**TASK DETAILS:** Your task is to copy every line of this material exactly.

━━━━━━━━━━━━━━━━

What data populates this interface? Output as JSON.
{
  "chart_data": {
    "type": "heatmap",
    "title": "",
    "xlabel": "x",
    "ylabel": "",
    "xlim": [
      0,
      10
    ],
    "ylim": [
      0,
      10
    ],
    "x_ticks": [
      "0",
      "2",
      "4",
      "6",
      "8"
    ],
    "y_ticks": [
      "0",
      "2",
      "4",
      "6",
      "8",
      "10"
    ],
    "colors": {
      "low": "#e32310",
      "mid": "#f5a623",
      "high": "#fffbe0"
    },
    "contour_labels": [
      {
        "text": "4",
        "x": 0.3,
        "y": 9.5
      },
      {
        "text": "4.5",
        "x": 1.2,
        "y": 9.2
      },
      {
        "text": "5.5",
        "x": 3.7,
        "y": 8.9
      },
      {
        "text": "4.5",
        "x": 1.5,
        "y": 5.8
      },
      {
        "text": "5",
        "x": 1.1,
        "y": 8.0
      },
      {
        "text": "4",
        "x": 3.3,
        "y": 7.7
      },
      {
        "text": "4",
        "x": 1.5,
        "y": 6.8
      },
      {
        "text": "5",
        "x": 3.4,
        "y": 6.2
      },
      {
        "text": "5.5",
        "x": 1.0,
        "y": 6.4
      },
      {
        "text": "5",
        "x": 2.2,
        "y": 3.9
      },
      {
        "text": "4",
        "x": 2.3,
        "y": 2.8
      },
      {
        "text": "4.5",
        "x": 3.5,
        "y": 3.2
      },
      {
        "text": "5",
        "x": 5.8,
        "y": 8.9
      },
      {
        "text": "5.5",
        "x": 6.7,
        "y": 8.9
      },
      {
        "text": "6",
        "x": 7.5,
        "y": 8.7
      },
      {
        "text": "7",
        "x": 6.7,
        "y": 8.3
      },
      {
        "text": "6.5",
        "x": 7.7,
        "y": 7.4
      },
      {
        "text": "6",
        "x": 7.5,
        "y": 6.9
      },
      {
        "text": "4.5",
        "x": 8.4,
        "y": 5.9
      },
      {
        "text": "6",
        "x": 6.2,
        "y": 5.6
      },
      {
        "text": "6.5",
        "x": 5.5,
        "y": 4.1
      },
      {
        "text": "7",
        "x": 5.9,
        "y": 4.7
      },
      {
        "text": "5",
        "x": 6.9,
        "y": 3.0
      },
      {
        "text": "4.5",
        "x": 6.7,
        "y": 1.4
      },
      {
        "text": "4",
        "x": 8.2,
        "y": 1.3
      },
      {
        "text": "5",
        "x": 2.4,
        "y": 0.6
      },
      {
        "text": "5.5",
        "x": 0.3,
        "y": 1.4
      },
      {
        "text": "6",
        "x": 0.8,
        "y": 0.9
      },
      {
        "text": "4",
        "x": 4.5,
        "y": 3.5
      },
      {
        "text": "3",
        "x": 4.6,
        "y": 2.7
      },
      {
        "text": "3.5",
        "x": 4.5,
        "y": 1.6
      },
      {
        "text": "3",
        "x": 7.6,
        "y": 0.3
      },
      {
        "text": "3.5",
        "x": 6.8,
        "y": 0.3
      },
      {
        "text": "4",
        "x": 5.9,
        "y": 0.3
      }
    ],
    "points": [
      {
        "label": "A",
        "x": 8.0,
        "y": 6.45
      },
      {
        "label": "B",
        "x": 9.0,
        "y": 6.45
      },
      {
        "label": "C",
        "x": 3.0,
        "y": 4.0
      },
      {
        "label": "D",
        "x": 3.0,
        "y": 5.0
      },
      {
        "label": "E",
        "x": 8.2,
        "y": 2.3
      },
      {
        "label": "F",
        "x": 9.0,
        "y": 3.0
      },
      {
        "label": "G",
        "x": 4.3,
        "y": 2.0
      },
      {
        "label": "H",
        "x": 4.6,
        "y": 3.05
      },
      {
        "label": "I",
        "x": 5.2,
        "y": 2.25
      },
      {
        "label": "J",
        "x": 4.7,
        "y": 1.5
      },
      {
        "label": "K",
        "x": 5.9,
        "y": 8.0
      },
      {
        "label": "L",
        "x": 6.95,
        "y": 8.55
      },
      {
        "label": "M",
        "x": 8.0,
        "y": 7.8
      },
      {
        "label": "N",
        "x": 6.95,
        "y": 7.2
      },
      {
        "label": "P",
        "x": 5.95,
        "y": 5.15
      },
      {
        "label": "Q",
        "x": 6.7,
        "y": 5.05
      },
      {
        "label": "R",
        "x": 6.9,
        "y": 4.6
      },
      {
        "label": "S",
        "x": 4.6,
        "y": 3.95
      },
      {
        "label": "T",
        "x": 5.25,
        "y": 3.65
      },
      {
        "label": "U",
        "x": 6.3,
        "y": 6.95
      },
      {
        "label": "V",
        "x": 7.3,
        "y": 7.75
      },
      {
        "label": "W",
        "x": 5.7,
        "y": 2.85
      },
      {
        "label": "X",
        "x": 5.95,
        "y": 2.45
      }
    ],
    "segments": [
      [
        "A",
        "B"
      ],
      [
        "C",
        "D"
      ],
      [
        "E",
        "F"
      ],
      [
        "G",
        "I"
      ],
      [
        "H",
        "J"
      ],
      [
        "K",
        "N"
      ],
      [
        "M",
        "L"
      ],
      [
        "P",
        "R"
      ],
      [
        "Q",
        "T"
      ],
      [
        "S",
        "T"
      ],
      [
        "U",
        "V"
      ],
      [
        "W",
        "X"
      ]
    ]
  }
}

━━━━━━━━━━━━━━━━

**COMPLETE RESPONSE:**
What data populates this interface? Output as JSON.
{
  "chart_data": {
    "type": "heatmap",
    "title": "",
    "xlabel": "x",
    "ylabel": "",
    "xlim": [
      0,
      10
    ],
    "ylim": [
      0,
      10
    ],
    "x_ticks": [
      "0",
      "2",
      "4",
      "6",
      "8"
    ],
    "y_ticks": [
      "0",
      "2",
      "4",
      "6",
      "8",
      "10"
    ],
    "colors": {
      "low": "#e32310",
      "mid": "#f5a623",
      "high": "#fffbe0"
    },
    "contour_labels": [
      {
        "text": "4",
        "x": 0.3,
        "y": 9.5
      },
      {
        "text": "4.5",
        "x": 1.2,
        "y": 9.2
      },
      {
        "text": "5.5",
        "x": 3.7,
        "y": 8.9
      },
      {
        "text": "4.5",
        "x": 1.5,
        "y": 5.8
      },
      {
        "text": "5",
        "x": 1.1,
        "y": 8.0
      },
      {
        "text": "4",
        "x": 3.3,
        "y": 7.7
      },
      {
        "text": "4",
        "x": 1.5,
        "y": 6.8
      },
      {
        "text": "5",
        "x": 3.4,
        "y": 6.2
      },
      {
        "text": "5.5",
        "x": 1.0,
        "y": 6.4
      },
      {
        "text": "5",
        "x": 2.2,
        "y": 3.9
      },
      {
        "text": "4",
        "x": 2.3,
        "y": 2.8
      },
      {
        "text": "4.5",
        "x": 3.5,
        "y": 3.2
      },
      {
        "text": "5",
        "x": 5.8,
        "y": 8.9
      },
      {
        "text": "5.5",
        "x": 6.7,
        "y": 8.9
      },
      {
        "text": "6",
        "x": 7.5,
        "y": 8.7
      },
      {
        "text": "7",
        "x": 6.7,
        "y": 8.3
      },
      {
        "text": "6.5",
        "x": 7.7,
        "y": 7.4
      },
      {
        "text": "6",
        "x": 7.5,
        "y": 6.9
      },
      {
        "text": "4.5",
        "x": 8.4,
        "y": 5.9
      },
      {
        "text": "6",
        "x": 6.2,
        "y": 5.6
      },
      {
        "text": "6.5",
        "x": 5.5,
        "y": 4.1
      },
      {
        "text": "7",
        "x": 5.9,
        "y": 4.7
      },
      {
        "text": "5",
        "x": 6.9,
        "y": 3.0
      },
      {
        "text": "4.5",
        "x": 6.7,
        "y": 1.4
      },
      {
        "text": "4",
        "x": 8.2,
        "y": 1.3
      },
      {
        "text": "5",
        "x": 2.4,
        "y": 0.6
      },
      {
        "text": "5.5",
        "x": 0.3,
        "y": 1.4
      },
      {
        "text": "6",
        "x": 0.8,
        "y": 0.9
      },
      {
        "text": "4",
        "x": 4.5,
        "y": 3.5
      },
      {
        "text": "3",
        "x": 4.6,
        "y": 2.7
      },
      {
        "text": "3.5",
        "x": 4.5,
        "y": 1.6
      },
      {
        "text": "3",
        "x": 7.6,
        "y": 0.3
      },
      {
        "text": "3.5",
        "x": 6.8,
        "y": 0.3
      },
      {
        "text": "4",
        "x": 5.9,
        "y": 0.3
      }
    ],
    "points": [
      {
        "label": "A",
        "x": 8.0,
        "y": 6.45
      },
      {
        "label": "B",
        "x": 9.0,
        "y": 6.45
      },
      {
        "label": "C",
        "x": 3.0,
        "y": 4.0
      },
      {
        "label": "D",
        "x": 3.0,
        "y": 5.0
      },
      {
        "label": "E",
        "x": 8.2,
        "y": 2.3
      },
      {
        "label": "F",
        "x": 9.0,
        "y": 3.0
      },
      {
        "label": "G",
        "x": 4.3,
        "y": 2.0
      },
      {
        "label": "H",
        "x": 4.6,
        "y": 3.05
      },
      {
        "label": "I",
        "x": 5.2,
        "y": 2.25
      },
      {
        "label": "J",
        "x": 4.7,
        "y": 1.5
      },
      {
        "label": "K",
        "x": 5.9,
        "y": 8.0
      },
      {
        "label": "L",
        "x": 6.95,
        "y": 8.55
      },
      {
        "label": "M",
        "x": 8.0,
        "y": 7.8
      },
      {
        "label": "N",
        "x": 6.95,
        "y": 7.2
      },
      {
        "label": "P",
        "x": 5.95,
        "y": 5.15
      },
      {
        "label": "Q",
        "x": 6.7,
        "y": 5.05
      },
      {
        "label": "R",
        "x": 6.9,
        "y": 4.6
      },
      {
        "label": "S",
        "x": 4.6,
        "y": 3.95
      },
      {
        "label": "T",
        "x": 5.25,
        "y": 3.65
      },
      {
        "label": "U",
        "x": 6.3,
        "y": 6.95
      },
      {
        "label": "V",
        "x": 7.3,
        "y": 7.75
      },
      {
        "label": "W",
        "x": 5.7,
        "y": 2.85
      },
      {
        "label": "X",
        "x": 5.95,
        "y": 2.45
      }
    ],
    "segments": [
      [
        "A",
        "B"
      ],
      [
        "C",
        "D"
      ],
      [
        "E",
        "F"
      ],
      [
        "G",
        "I"
      ],
      [
        "H",
        "J"
      ],
      [
        "K",
        "N"
      ],
      [
        "M",
        "L"
      ],
      [
        "P",
        "R"
      ],
      [
        "Q",
        "T"
      ],
      [
        "S",
        "T"
      ],
      [
        "U",
        "V"
      ],
      [
        "W",
        "X"
      ]
    ]
  }
}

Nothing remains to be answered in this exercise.